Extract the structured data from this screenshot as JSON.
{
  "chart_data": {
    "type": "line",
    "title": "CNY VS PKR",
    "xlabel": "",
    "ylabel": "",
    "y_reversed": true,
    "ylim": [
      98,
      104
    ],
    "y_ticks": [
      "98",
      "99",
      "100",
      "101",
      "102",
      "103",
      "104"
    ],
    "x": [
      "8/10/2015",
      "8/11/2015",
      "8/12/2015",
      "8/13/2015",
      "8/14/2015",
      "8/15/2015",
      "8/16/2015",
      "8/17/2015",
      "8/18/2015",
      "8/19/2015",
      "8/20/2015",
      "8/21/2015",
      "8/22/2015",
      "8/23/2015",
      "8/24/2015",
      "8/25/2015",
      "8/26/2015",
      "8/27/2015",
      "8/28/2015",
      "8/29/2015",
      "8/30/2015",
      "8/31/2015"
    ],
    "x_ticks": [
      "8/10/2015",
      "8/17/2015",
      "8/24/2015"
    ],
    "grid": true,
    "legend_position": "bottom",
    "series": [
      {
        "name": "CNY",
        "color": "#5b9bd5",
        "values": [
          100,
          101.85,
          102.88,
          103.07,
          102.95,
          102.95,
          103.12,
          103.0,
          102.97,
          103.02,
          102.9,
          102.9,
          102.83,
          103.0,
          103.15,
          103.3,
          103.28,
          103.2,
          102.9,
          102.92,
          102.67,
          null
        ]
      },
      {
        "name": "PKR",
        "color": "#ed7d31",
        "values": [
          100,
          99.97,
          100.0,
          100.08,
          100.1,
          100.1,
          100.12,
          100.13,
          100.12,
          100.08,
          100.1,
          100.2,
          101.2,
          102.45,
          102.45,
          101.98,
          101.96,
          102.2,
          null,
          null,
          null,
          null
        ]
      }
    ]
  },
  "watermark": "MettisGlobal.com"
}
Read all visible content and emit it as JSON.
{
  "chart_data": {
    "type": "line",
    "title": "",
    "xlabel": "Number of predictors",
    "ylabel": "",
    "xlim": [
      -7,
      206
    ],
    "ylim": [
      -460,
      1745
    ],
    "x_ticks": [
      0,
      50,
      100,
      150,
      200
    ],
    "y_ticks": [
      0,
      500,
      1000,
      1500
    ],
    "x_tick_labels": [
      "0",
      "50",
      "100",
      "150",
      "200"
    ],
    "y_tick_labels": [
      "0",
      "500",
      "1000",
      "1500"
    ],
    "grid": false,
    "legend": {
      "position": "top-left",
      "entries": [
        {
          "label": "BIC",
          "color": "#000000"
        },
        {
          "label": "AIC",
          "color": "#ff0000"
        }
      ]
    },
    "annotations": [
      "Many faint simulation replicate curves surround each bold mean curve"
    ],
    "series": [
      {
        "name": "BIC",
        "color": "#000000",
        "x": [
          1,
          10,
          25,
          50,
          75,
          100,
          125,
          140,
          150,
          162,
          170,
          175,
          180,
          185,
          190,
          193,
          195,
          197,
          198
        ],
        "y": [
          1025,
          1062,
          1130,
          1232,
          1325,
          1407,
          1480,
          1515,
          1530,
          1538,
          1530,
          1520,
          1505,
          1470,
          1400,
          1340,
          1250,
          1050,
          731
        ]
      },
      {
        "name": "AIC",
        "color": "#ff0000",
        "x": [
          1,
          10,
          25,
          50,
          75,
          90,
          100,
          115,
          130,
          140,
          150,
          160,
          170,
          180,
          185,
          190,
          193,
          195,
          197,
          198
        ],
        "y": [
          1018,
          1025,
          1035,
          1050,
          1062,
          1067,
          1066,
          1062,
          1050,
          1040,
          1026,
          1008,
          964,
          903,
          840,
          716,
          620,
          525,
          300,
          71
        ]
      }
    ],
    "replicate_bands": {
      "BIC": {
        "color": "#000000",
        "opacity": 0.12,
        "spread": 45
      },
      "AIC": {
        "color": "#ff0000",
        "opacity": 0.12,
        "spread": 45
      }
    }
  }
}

======

## EXERCISE
Where does the word "color" appear in the listing? List each line that holds it.

## REPLY TO THE EXERCISE
        "color": "#5b9bd5",
        "color": "#ed7d31",
          "color": "#000000"
          "color": "#ff0000"
        "color": "#000000",
        "color": "#ff0000",
        "color": "#000000",
        "color": "#ff0000",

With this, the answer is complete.